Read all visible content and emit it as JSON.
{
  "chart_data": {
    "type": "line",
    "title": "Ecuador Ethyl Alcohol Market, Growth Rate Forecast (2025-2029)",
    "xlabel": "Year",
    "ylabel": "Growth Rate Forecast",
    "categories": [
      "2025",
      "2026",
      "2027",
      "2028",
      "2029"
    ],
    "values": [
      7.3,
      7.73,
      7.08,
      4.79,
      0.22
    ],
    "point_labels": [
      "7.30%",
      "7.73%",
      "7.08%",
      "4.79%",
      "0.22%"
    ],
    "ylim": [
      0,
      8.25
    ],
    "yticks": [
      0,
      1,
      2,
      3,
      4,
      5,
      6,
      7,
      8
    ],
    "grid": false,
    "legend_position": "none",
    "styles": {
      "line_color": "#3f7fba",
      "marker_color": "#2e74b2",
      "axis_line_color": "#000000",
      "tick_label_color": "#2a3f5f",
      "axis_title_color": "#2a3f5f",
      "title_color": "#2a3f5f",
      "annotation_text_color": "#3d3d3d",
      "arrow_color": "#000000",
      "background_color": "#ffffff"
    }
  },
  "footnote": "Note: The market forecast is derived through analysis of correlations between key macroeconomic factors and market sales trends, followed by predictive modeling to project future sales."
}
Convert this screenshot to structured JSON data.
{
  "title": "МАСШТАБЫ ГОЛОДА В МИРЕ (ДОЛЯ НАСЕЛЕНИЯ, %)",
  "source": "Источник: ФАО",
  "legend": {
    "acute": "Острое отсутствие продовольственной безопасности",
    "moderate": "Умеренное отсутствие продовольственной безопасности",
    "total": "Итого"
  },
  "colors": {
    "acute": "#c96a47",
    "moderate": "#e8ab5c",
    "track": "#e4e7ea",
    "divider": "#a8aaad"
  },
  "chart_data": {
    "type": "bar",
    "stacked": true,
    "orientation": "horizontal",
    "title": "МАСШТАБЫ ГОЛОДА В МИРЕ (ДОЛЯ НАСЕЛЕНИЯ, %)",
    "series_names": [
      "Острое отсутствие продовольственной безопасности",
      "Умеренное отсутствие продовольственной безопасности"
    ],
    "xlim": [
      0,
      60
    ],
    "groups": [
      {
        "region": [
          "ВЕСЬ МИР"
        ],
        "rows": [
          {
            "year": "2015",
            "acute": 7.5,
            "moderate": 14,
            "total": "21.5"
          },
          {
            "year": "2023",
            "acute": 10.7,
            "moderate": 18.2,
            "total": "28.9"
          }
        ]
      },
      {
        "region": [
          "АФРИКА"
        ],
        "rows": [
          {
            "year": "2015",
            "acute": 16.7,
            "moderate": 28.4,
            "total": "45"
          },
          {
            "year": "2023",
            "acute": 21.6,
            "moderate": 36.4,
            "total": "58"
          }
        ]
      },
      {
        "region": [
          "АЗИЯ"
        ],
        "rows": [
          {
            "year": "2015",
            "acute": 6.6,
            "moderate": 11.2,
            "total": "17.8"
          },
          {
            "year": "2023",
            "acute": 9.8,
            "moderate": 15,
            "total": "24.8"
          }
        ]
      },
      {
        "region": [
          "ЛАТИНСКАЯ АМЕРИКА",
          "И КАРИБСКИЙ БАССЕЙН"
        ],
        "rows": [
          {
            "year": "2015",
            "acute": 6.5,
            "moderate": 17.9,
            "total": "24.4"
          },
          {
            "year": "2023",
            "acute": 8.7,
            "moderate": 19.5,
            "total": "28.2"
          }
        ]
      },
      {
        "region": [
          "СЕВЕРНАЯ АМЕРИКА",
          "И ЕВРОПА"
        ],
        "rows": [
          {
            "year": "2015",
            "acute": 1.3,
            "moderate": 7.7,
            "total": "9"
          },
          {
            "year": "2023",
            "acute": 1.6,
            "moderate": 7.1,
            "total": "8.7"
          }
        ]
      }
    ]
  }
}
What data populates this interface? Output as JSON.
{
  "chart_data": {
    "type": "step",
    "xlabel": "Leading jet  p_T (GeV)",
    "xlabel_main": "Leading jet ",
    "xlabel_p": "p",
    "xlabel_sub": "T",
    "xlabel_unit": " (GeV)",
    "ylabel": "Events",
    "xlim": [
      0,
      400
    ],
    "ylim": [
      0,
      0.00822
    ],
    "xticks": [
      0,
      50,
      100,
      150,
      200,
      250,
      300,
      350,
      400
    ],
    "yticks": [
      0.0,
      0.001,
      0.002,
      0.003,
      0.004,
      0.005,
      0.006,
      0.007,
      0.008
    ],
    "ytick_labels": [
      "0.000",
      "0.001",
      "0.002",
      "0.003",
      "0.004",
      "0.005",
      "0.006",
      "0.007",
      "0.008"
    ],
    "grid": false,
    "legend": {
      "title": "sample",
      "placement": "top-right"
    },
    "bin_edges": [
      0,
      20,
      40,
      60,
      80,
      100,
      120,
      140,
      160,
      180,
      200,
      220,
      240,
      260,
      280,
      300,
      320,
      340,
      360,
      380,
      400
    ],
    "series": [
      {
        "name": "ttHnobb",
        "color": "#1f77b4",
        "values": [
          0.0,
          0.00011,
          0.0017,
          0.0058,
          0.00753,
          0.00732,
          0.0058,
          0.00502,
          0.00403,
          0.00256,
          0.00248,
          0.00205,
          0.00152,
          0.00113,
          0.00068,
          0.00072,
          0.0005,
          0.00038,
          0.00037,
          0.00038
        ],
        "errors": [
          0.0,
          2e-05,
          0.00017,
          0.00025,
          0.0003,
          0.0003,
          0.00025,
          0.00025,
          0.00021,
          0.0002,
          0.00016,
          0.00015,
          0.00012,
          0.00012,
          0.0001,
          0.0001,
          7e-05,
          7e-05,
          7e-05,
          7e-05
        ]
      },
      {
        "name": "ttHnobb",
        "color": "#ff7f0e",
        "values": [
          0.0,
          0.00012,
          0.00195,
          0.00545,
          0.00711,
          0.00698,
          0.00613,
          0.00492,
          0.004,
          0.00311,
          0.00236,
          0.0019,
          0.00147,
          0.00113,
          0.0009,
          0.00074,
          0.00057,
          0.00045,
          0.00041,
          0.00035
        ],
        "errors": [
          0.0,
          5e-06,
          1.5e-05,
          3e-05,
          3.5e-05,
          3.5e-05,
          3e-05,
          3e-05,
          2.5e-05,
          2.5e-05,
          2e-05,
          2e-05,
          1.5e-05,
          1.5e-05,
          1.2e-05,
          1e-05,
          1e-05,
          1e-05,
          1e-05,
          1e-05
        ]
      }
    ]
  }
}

------------------------------

• Work instructions
Type out the entries again, word for word.

• Expected answer
Read all visible content and emit it as JSON.
{
  "chart_data": {
    "type": "line",
    "title": "Ecuador Ethyl Alcohol Market, Growth Rate Forecast (2025-2029)",
    "xlabel": "Year",
    "ylabel": "Growth Rate Forecast",
    "categories": [
      "2025",
      "2026",
      "2027",
      "2028",
      "2029"
    ],
    "values": [
      7.3,
      7.73,
      7.08,
      4.79,
      0.22
    ],
    "point_labels": [
      "7.30%",
      "7.73%",
      "7.08%",
      "4.79%",
      "0.22%"
    ],
    "ylim": [
      0,
      8.25
    ],
    "yticks": [
      0,
      1,
      2,
      3,
      4,
      5,
      6,
      7,
      8
    ],
    "grid": false,
    "legend_position": "none",
    "styles": {
      "line_color": "#3f7fba",
      "marker_color": "#2e74b2",
      "axis_line_color": "#000000",
      "tick_label_color": "#2a3f5f",
      "axis_title_color": "#2a3f5f",
      "title_color": "#2a3f5f",
      "annotation_text_color": "#3d3d3d",
      "arrow_color": "#000000",
      "background_color": "#ffffff"
    }
  },
  "footnote": "Note: The market forecast is derived through analysis of correlations between key macroeconomic factors and market sales trends, followed by predictive modeling to project future sales."
}
Convert this screenshot to structured JSON data.
{
  "title": "МАСШТАБЫ ГОЛОДА В МИРЕ (ДОЛЯ НАСЕЛЕНИЯ, %)",
  "source": "Источник: ФАО",
  "legend": {
    "acute": "Острое отсутствие продовольственной безопасности",
    "moderate": "Умеренное отсутствие продовольственной безопасности",
    "total": "Итого"
  },
  "colors": {
    "acute": "#c96a47",
    "moderate": "#e8ab5c",
    "track": "#e4e7ea",
    "divider": "#a8aaad"
  },
  "chart_data": {
    "type": "bar",
    "stacked": true,
    "orientation": "horizontal",
    "title": "МАСШТАБЫ ГОЛОДА В МИРЕ (ДОЛЯ НАСЕЛЕНИЯ, %)",
    "series_names": [
      "Острое отсутствие продовольственной безопасности",
      "Умеренное отсутствие продовольственной безопасности"
    ],
    "xlim": [
      0,
      60
    ],
    "groups": [
      {
        "region": [
          "ВЕСЬ МИР"
        ],
        "rows": [
          {
            "year": "2015",
            "acute": 7.5,
            "moderate": 14,
            "total": "21.5"
          },
          {
            "year": "2023",
            "acute": 10.7,
            "moderate": 18.2,
            "total": "28.9"
          }
        ]
      },
      {
        "region": [
          "АФРИКА"
        ],
        "rows": [
          {
            "year": "2015",
            "acute": 16.7,
            "moderate": 28.4,
            "total": "45"
          },
          {
            "year": "2023",
            "acute": 21.6,
            "moderate": 36.4,
            "total": "58"
          }
        ]
      },
      {
        "region": [
          "АЗИЯ"
        ],
        "rows": [
          {
            "year": "2015",
            "acute": 6.6,
            "moderate": 11.2,
            "total": "17.8"
          },
          {
            "year": "2023",
            "acute": 9.8,
            "moderate": 15,
            "total": "24.8"
          }
        ]
      },
      {
        "region": [
          "ЛАТИНСКАЯ АМЕРИКА",
          "И КАРИБСКИЙ БАССЕЙН"
        ],
        "rows": [
          {
            "year": "2015",
            "acute": 6.5,
            "moderate": 17.9,
            "total": "24.4"
          },
          {
            "year": "2023",
            "acute": 8.7,
            "moderate": 19.5,
            "total": "28.2"
          }
        ]
      },
      {
        "region": [
          "СЕВЕРНАЯ АМЕРИКА",
          "И ЕВРОПА"
        ],
        "rows": [
          {
            "year": "2015",
            "acute": 1.3,
            "moderate": 7.7,
            "total": "9"
          },
          {
            "year": "2023",
            "acute": 1.6,
            "moderate": 7.1,
            "total": "8.7"
          }
        ]
      }
    ]
  }
}
What data populates this interface? Output as JSON.
{
  "chart_data": {
    "type": "step",
    "xlabel": "Leading jet  p_T (GeV)",
    "xlabel_main": "Leading jet ",
    "xlabel_p": "p",
    "xlabel_sub": "T",
    "xlabel_unit": " (GeV)",
    "ylabel": "Events",
    "xlim": [
      0,
      400
    ],
    "ylim": [
      0,
      0.00822
    ],
    "xticks": [
      0,
      50,
      100,
      150,
      200,
      250,
      300,
      350,
      400
    ],
    "yticks": [
      0.0,
      0.001,
      0.002,
      0.003,
      0.004,
      0.005,
      0.006,
      0.007,
      0.008
    ],
    "ytick_labels": [
      "0.000",
      "0.001",
      "0.002",
      "0.003",
      "0.004",
      "0.005",
      "0.006",
      "0.007",
      "0.008"
    ],
    "grid": false,
    "legend": {
      "title": "sample",
      "placement": "top-right"
    },
    "bin_edges": [
      0,
      20,
      40,
      60,
      80,
      100,
      120,
      140,
      160,
      180,
      200,
      220,
      240,
      260,
      280,
      300,
      320,
      340,
      360,
      380,
      400
    ],
    "series": [
      {
        "name": "ttHnobb",
        "color": "#1f77b4",
        "values": [
          0.0,
          0.00011,
          0.0017,
          0.0058,
          0.00753,
          0.00732,
          0.0058,
          0.00502,
          0.00403,
          0.00256,
          0.00248,
          0.00205,
          0.00152,
          0.00113,
          0.00068,
          0.00072,
          0.0005,
          0.00038,
          0.00037,
          0.00038
        ],
        "errors": [
          0.0,
          2e-05,
          0.00017,
          0.00025,
          0.0003,
          0.0003,
          0.00025,
          0.00025,
          0.00021,
          0.0002,
          0.00016,
          0.00015,
          0.00012,
          0.00012,
          0.0001,
          0.0001,
          7e-05,
          7e-05,
          7e-05,
          7e-05
        ]
      },
      {
        "name": "ttHnobb",
        "color": "#ff7f0e",
        "values": [
          0.0,
          0.00012,
          0.00195,
          0.00545,
          0.00711,
          0.00698,
          0.00613,
          0.00492,
          0.004,
          0.00311,
          0.00236,
          0.0019,
          0.00147,
          0.00113,
          0.0009,
          0.00074,
          0.00057,
          0.00045,
          0.00041,
          0.00035
        ],
        "errors": [
          0.0,
          5e-06,
          1.5e-05,
          3e-05,
          3.5e-05,
          3.5e-05,
          3e-05,
          3e-05,
          2.5e-05,
          2.5e-05,
          2e-05,
          2e-05,
          1.5e-05,
          1.5e-05,
          1.2e-05,
          1e-05,
          1e-05,
          1e-05,
          1e-05,
          1e-05
        ]
      }
    ]
  }
}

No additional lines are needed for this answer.